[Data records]
===============

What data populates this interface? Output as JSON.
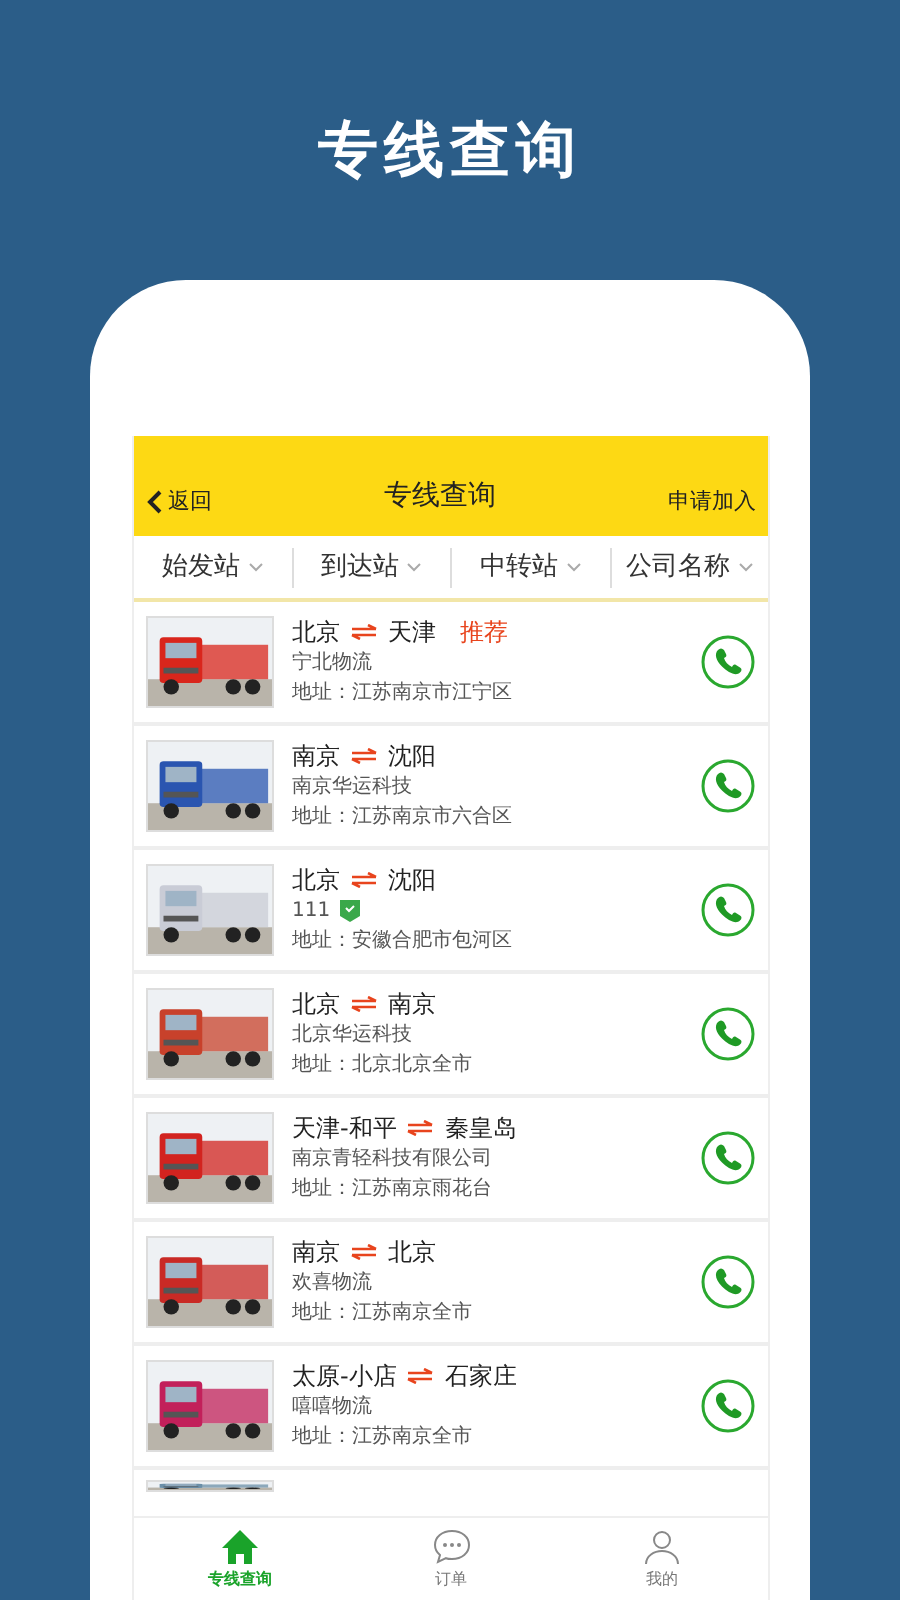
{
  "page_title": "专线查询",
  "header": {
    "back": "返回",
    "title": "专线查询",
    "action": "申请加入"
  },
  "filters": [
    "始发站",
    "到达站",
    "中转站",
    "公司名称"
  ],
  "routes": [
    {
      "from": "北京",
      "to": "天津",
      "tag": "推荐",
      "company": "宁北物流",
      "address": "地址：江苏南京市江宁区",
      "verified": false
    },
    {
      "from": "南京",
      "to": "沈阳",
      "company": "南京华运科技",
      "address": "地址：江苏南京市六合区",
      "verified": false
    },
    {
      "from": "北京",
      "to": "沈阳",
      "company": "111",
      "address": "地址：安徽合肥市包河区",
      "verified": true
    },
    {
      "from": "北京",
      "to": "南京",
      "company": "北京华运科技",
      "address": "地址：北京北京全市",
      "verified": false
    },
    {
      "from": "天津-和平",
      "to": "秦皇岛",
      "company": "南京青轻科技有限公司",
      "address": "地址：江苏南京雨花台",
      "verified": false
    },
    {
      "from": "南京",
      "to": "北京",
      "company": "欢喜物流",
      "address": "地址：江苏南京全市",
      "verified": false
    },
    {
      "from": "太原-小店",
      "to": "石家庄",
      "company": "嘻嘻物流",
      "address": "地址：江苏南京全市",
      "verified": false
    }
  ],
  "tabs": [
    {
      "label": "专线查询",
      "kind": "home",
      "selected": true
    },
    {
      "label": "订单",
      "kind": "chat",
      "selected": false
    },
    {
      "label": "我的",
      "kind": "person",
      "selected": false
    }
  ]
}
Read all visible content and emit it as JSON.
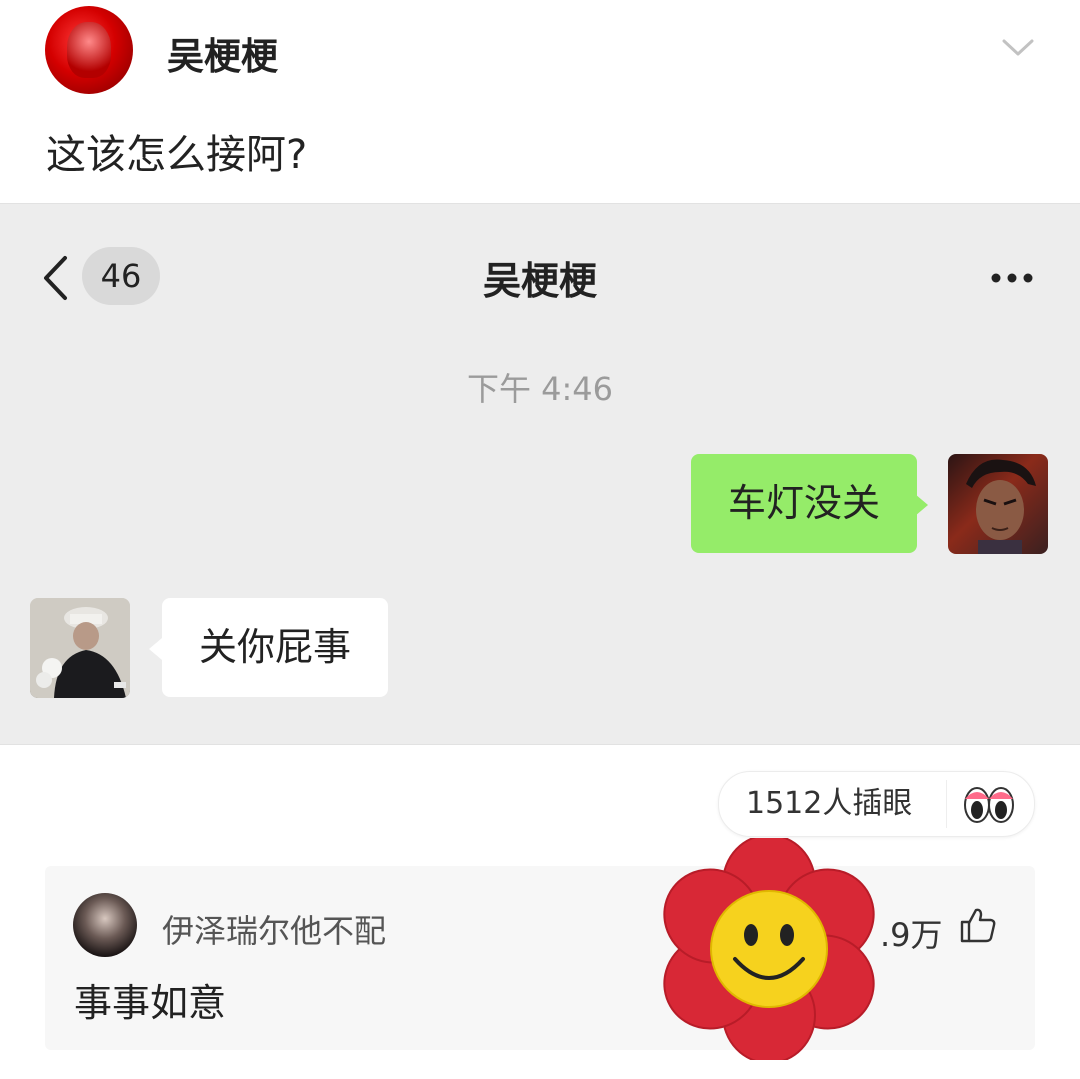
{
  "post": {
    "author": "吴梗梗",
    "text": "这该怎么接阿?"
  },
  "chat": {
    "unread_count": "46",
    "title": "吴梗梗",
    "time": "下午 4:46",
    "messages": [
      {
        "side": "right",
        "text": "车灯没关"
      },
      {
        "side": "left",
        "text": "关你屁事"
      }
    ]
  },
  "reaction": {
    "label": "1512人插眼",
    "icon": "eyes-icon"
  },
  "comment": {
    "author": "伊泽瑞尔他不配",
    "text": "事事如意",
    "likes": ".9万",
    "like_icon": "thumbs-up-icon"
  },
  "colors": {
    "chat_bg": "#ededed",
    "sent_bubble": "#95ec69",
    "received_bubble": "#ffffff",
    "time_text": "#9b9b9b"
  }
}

===============

Problem description >>
Pick out the lines containing the string "label" and show them.

Response to this exercise >>
      "label": "专线查询",
      "label": "订单",
      "label": "我的",
    "label": "1512人插眼",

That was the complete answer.